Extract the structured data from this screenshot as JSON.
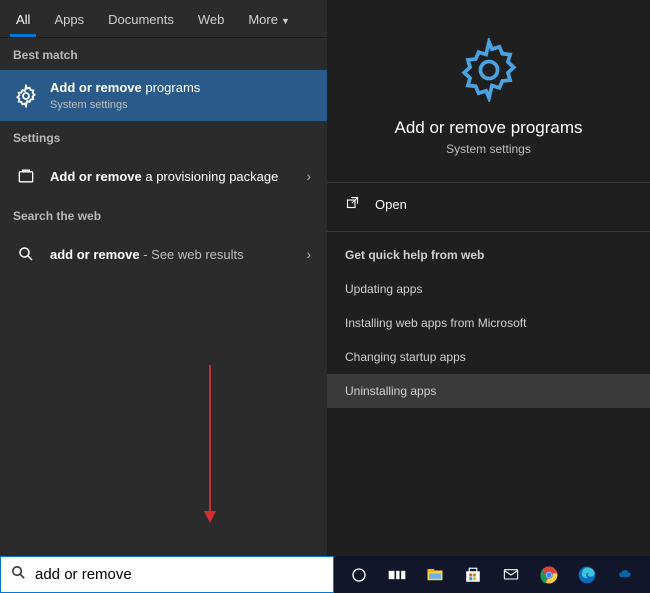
{
  "tabs": {
    "all": "All",
    "apps": "Apps",
    "documents": "Documents",
    "web": "Web",
    "more": "More"
  },
  "sections": {
    "bestMatch": "Best match",
    "settings": "Settings",
    "searchWeb": "Search the web"
  },
  "results": {
    "bestMatch": {
      "bold": "Add or remove",
      "rest": " programs",
      "sub": "System settings"
    },
    "settings": {
      "bold": "Add or remove",
      "rest": " a provisioning package"
    },
    "web": {
      "bold": "add or remove",
      "rest": " - See web results"
    }
  },
  "detail": {
    "title": "Add or remove programs",
    "sub": "System settings",
    "open": "Open",
    "helpTitle": "Get quick help from web",
    "helpItems": [
      "Updating apps",
      "Installing web apps from Microsoft",
      "Changing startup apps",
      "Uninstalling apps"
    ]
  },
  "search": {
    "value": "add or remove"
  }
}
###
§ **Task directions**: Search the lines for "settings". Copy each line that has it.

§ **Solution for this task**:
    "settings": "Settings",
      "sub": "System settings"
    "settings": {
    "sub": "System settings",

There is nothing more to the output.